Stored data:
+ + +
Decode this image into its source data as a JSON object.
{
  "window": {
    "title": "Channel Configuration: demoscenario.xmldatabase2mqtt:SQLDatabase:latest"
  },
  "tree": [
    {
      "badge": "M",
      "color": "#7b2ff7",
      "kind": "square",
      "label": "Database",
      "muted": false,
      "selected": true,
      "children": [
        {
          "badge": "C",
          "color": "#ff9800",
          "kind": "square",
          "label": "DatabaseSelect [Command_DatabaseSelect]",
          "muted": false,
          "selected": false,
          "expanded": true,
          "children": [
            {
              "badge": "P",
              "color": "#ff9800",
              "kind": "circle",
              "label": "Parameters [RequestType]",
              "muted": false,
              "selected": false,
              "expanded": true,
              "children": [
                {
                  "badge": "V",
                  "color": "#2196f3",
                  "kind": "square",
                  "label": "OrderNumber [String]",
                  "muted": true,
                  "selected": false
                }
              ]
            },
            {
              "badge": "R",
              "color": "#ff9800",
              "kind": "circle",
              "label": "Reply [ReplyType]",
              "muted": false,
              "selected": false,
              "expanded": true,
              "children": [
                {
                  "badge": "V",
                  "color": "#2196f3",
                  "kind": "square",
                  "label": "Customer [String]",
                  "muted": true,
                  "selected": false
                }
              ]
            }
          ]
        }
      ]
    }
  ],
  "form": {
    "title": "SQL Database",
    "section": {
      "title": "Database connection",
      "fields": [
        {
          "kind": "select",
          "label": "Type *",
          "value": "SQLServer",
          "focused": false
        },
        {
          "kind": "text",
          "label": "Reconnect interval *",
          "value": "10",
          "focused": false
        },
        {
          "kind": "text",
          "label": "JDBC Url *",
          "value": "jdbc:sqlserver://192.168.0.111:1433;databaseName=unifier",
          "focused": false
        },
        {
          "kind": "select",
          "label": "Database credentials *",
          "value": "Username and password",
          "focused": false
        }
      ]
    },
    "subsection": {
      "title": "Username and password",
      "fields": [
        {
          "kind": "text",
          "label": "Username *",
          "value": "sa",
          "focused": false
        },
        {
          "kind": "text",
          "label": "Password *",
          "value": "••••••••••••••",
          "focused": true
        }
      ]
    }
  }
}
+ + +
• **YOUR OBJECTIVE**: Please quote the data above in full, with no line missing.

• **THE SOLUTION**:
Decode this image into its source data as a JSON object.
{
  "window": {
    "title": "Channel Configuration: demoscenario.xmldatabase2mqtt:SQLDatabase:latest"
  },
  "tree": [
    {
      "badge": "M",
      "color": "#7b2ff7",
      "kind": "square",
      "label": "Database",
      "muted": false,
      "selected": true,
      "children": [
        {
          "badge": "C",
          "color": "#ff9800",
          "kind": "square",
          "label": "DatabaseSelect [Command_DatabaseSelect]",
          "muted": false,
          "selected": false,
          "expanded": true,
          "children": [
            {
              "badge": "P",
              "color": "#ff9800",
              "kind": "circle",
              "label": "Parameters [RequestType]",
              "muted": false,
              "selected": false,
              "expanded": true,
              "children": [
                {
                  "badge": "V",
                  "color": "#2196f3",
                  "kind": "square",
                  "label": "OrderNumber [String]",
                  "muted": true,
                  "selected": false
                }
              ]
            },
            {
              "badge": "R",
              "color": "#ff9800",
              "kind": "circle",
              "label": "Reply [ReplyType]",
              "muted": false,
              "selected": false,
              "expanded": true,
              "children": [
                {
                  "badge": "V",
                  "color": "#2196f3",
                  "kind": "square",
                  "label": "Customer [String]",
                  "muted": true,
                  "selected": false
                }
              ]
            }
          ]
        }
      ]
    }
  ],
  "form": {
    "title": "SQL Database",
    "section": {
      "title": "Database connection",
      "fields": [
        {
          "kind": "select",
          "label": "Type *",
          "value": "SQLServer",
          "focused": false
        },
        {
          "kind": "text",
          "label": "Reconnect interval *",
          "value": "10",
          "focused": false
        },
        {
          "kind": "text",
          "label": "JDBC Url *",
          "value": "jdbc:sqlserver://192.168.0.111:1433;databaseName=unifier",
          "focused": false
        },
        {
          "kind": "select",
          "label": "Database credentials *",
          "value": "Username and password",
          "focused": false
        }
      ]
    },
    "subsection": {
      "title": "Username and password",
      "fields": [
        {
          "kind": "text",
          "label": "Username *",
          "value": "sa",
          "focused": false
        },
        {
          "kind": "text",
          "label": "Password *",
          "value": "••••••••••••••",
          "focused": true
        }
      ]
    }
  }
}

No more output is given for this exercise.